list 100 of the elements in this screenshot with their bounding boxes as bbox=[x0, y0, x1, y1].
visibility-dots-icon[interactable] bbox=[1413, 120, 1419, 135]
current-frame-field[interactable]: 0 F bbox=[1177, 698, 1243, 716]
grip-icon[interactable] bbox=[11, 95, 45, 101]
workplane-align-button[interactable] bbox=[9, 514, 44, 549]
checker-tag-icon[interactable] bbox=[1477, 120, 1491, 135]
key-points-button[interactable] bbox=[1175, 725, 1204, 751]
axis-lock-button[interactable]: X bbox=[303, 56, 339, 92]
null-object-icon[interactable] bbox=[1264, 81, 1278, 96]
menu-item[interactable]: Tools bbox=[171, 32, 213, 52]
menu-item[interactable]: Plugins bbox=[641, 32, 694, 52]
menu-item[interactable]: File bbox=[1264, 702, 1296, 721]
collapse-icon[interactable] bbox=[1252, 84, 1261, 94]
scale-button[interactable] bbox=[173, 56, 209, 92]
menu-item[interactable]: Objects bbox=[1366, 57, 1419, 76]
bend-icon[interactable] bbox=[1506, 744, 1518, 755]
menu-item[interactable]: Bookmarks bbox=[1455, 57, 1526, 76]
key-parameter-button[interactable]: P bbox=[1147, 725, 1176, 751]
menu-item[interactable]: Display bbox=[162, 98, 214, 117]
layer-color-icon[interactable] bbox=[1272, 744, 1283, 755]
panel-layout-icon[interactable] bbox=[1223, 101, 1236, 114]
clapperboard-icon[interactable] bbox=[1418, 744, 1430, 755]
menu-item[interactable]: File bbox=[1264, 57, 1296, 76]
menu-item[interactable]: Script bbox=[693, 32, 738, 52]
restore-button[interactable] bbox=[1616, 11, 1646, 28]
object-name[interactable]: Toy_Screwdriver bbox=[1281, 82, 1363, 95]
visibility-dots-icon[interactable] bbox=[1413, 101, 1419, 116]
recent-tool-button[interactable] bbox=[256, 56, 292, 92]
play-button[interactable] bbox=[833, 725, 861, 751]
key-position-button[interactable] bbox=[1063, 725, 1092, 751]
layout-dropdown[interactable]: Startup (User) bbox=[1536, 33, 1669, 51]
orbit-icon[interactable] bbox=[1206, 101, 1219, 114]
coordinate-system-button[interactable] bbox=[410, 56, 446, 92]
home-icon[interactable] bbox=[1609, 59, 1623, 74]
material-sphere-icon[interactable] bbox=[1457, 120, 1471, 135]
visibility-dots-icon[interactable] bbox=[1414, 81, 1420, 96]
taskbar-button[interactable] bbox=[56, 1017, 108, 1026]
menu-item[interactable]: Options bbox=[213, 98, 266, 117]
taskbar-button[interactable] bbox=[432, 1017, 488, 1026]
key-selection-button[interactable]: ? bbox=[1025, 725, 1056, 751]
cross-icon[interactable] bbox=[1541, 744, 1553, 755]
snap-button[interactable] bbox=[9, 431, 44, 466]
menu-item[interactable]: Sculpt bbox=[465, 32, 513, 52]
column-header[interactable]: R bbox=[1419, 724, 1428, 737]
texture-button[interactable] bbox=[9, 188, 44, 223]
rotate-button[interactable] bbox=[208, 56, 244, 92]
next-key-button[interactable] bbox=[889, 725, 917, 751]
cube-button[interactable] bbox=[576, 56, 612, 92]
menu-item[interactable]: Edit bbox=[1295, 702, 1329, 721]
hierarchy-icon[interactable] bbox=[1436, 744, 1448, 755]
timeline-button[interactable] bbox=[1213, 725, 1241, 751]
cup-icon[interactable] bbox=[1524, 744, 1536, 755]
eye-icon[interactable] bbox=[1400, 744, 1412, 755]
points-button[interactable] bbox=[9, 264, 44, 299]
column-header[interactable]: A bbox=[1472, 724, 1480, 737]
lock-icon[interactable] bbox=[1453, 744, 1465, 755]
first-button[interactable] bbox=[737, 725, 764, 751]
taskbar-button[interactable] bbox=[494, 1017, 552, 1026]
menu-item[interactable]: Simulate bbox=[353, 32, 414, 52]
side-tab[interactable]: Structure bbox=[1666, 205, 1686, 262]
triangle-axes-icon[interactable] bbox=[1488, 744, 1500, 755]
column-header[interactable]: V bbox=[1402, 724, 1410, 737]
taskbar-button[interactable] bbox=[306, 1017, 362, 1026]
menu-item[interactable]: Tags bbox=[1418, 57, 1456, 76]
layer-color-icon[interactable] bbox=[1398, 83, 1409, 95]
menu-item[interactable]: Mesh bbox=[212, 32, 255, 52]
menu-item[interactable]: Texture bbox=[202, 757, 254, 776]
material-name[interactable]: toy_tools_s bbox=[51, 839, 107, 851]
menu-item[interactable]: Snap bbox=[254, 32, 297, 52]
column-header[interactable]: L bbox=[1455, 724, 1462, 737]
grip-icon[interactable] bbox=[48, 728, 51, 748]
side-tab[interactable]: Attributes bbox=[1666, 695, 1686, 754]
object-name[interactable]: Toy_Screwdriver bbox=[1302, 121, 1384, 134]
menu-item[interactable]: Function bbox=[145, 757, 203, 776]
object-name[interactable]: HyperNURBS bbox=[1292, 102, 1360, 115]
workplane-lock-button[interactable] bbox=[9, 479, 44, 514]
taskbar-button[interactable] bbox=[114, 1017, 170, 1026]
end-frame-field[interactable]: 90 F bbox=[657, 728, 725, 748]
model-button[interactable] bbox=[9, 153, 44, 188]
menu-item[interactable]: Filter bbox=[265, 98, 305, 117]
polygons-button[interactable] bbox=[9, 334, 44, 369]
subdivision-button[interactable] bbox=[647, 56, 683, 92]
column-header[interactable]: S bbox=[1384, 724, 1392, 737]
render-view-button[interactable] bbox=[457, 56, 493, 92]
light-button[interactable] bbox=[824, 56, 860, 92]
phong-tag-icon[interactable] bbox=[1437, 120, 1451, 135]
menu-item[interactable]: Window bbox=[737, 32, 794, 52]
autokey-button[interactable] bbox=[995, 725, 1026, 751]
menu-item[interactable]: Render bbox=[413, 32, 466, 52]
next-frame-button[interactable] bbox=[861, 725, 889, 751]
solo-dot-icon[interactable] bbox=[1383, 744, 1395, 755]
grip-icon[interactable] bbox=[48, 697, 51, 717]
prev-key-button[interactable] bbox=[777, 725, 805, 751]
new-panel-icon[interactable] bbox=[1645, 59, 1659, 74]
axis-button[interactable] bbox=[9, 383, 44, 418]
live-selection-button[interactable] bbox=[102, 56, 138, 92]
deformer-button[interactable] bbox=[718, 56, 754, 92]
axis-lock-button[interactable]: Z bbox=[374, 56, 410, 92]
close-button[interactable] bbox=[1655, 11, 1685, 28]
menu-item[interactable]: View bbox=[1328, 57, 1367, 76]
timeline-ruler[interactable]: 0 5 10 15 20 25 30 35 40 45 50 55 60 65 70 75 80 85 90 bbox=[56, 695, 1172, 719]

» **Short task**
Copy every line of the listing exactly.

» **In response**
list 100 of the elements in this screenshot with their bounding boxes as bbox=[x0, y0, x1, y1].
visibility-dots-icon[interactable] bbox=[1413, 120, 1419, 135]
current-frame-field[interactable]: 0 F bbox=[1177, 698, 1243, 716]
grip-icon[interactable] bbox=[11, 95, 45, 101]
workplane-align-button[interactable] bbox=[9, 514, 44, 549]
checker-tag-icon[interactable] bbox=[1477, 120, 1491, 135]
key-points-button[interactable] bbox=[1175, 725, 1204, 751]
axis-lock-button[interactable]: X bbox=[303, 56, 339, 92]
null-object-icon[interactable] bbox=[1264, 81, 1278, 96]
menu-item[interactable]: Tools bbox=[171, 32, 213, 52]
menu-item[interactable]: Plugins bbox=[641, 32, 694, 52]
menu-item[interactable]: File bbox=[1264, 702, 1296, 721]
collapse-icon[interactable] bbox=[1252, 84, 1261, 94]
scale-button[interactable] bbox=[173, 56, 209, 92]
menu-item[interactable]: Objects bbox=[1366, 57, 1419, 76]
bend-icon[interactable] bbox=[1506, 744, 1518, 755]
menu-item[interactable]: Bookmarks bbox=[1455, 57, 1526, 76]
key-parameter-button[interactable]: P bbox=[1147, 725, 1176, 751]
menu-item[interactable]: Display bbox=[162, 98, 214, 117]
layer-color-icon[interactable] bbox=[1272, 744, 1283, 755]
panel-layout-icon[interactable] bbox=[1223, 101, 1236, 114]
clapperboard-icon[interactable] bbox=[1418, 744, 1430, 755]
menu-item[interactable]: File bbox=[1264, 57, 1296, 76]
menu-item[interactable]: Script bbox=[693, 32, 738, 52]
restore-button[interactable] bbox=[1616, 11, 1646, 28]
object-name[interactable]: Toy_Screwdriver bbox=[1281, 82, 1363, 95]
visibility-dots-icon[interactable] bbox=[1413, 101, 1419, 116]
recent-tool-button[interactable] bbox=[256, 56, 292, 92]
play-button[interactable] bbox=[833, 725, 861, 751]
key-position-button[interactable] bbox=[1063, 725, 1092, 751]
layout-dropdown[interactable]: Startup (User) bbox=[1536, 33, 1669, 51]
orbit-icon[interactable] bbox=[1206, 101, 1219, 114]
coordinate-system-button[interactable] bbox=[410, 56, 446, 92]
home-icon[interactable] bbox=[1609, 59, 1623, 74]
material-sphere-icon[interactable] bbox=[1457, 120, 1471, 135]
visibility-dots-icon[interactable] bbox=[1414, 81, 1420, 96]
taskbar-button[interactable] bbox=[56, 1017, 108, 1026]
menu-item[interactable]: Options bbox=[213, 98, 266, 117]
taskbar-button[interactable] bbox=[432, 1017, 488, 1026]
key-selection-button[interactable]: ? bbox=[1025, 725, 1056, 751]
cross-icon[interactable] bbox=[1541, 744, 1553, 755]
snap-button[interactable] bbox=[9, 431, 44, 466]
menu-item[interactable]: Sculpt bbox=[465, 32, 513, 52]
column-header[interactable]: R bbox=[1419, 724, 1428, 737]
texture-button[interactable] bbox=[9, 188, 44, 223]
rotate-button[interactable] bbox=[208, 56, 244, 92]
next-key-button[interactable] bbox=[889, 725, 917, 751]
cube-button[interactable] bbox=[576, 56, 612, 92]
menu-item[interactable]: Edit bbox=[1295, 702, 1329, 721]
hierarchy-icon[interactable] bbox=[1436, 744, 1448, 755]
timeline-button[interactable] bbox=[1213, 725, 1241, 751]
cup-icon[interactable] bbox=[1524, 744, 1536, 755]
eye-icon[interactable] bbox=[1400, 744, 1412, 755]
points-button[interactable] bbox=[9, 264, 44, 299]
column-header[interactable]: A bbox=[1472, 724, 1480, 737]
lock-icon[interactable] bbox=[1453, 744, 1465, 755]
first-button[interactable] bbox=[737, 725, 764, 751]
taskbar-button[interactable] bbox=[494, 1017, 552, 1026]
menu-item[interactable]: Simulate bbox=[353, 32, 414, 52]
side-tab[interactable]: Structure bbox=[1666, 205, 1686, 262]
triangle-axes-icon[interactable] bbox=[1488, 744, 1500, 755]
column-header[interactable]: V bbox=[1402, 724, 1410, 737]
taskbar-button[interactable] bbox=[306, 1017, 362, 1026]
menu-item[interactable]: Tags bbox=[1418, 57, 1456, 76]
layer-color-icon[interactable] bbox=[1398, 83, 1409, 95]
menu-item[interactable]: Mesh bbox=[212, 32, 255, 52]
menu-item[interactable]: Texture bbox=[202, 757, 254, 776]
material-name[interactable]: toy_tools_s bbox=[51, 839, 107, 851]
menu-item[interactable]: Snap bbox=[254, 32, 297, 52]
column-header[interactable]: L bbox=[1455, 724, 1462, 737]
grip-icon[interactable] bbox=[48, 728, 51, 748]
side-tab[interactable]: Attributes bbox=[1666, 695, 1686, 754]
object-name[interactable]: Toy_Screwdriver bbox=[1302, 121, 1384, 134]
menu-item[interactable]: Function bbox=[145, 757, 203, 776]
object-name[interactable]: HyperNURBS bbox=[1292, 102, 1360, 115]
workplane-lock-button[interactable] bbox=[9, 479, 44, 514]
taskbar-button[interactable] bbox=[114, 1017, 170, 1026]
end-frame-field[interactable]: 90 F bbox=[657, 728, 725, 748]
model-button[interactable] bbox=[9, 153, 44, 188]
menu-item[interactable]: Filter bbox=[265, 98, 305, 117]
polygons-button[interactable] bbox=[9, 334, 44, 369]
subdivision-button[interactable] bbox=[647, 56, 683, 92]
column-header[interactable]: S bbox=[1384, 724, 1392, 737]
render-view-button[interactable] bbox=[457, 56, 493, 92]
light-button[interactable] bbox=[824, 56, 860, 92]
phong-tag-icon[interactable] bbox=[1437, 120, 1451, 135]
menu-item[interactable]: Window bbox=[737, 32, 794, 52]
autokey-button[interactable] bbox=[995, 725, 1026, 751]
menu-item[interactable]: Render bbox=[413, 32, 466, 52]
next-frame-button[interactable] bbox=[861, 725, 889, 751]
solo-dot-icon[interactable] bbox=[1383, 744, 1395, 755]
grip-icon[interactable] bbox=[48, 697, 51, 717]
prev-key-button[interactable] bbox=[777, 725, 805, 751]
new-panel-icon[interactable] bbox=[1645, 59, 1659, 74]
axis-button[interactable] bbox=[9, 383, 44, 418]
live-selection-button[interactable] bbox=[102, 56, 138, 92]
deformer-button[interactable] bbox=[718, 56, 754, 92]
axis-lock-button[interactable]: Z bbox=[374, 56, 410, 92]
close-button[interactable] bbox=[1655, 11, 1685, 28]
menu-item[interactable]: View bbox=[1328, 57, 1367, 76]
timeline-ruler[interactable]: 0 5 10 15 20 25 30 35 40 45 50 55 60 65 70 75 80 85 90 bbox=[56, 695, 1172, 719]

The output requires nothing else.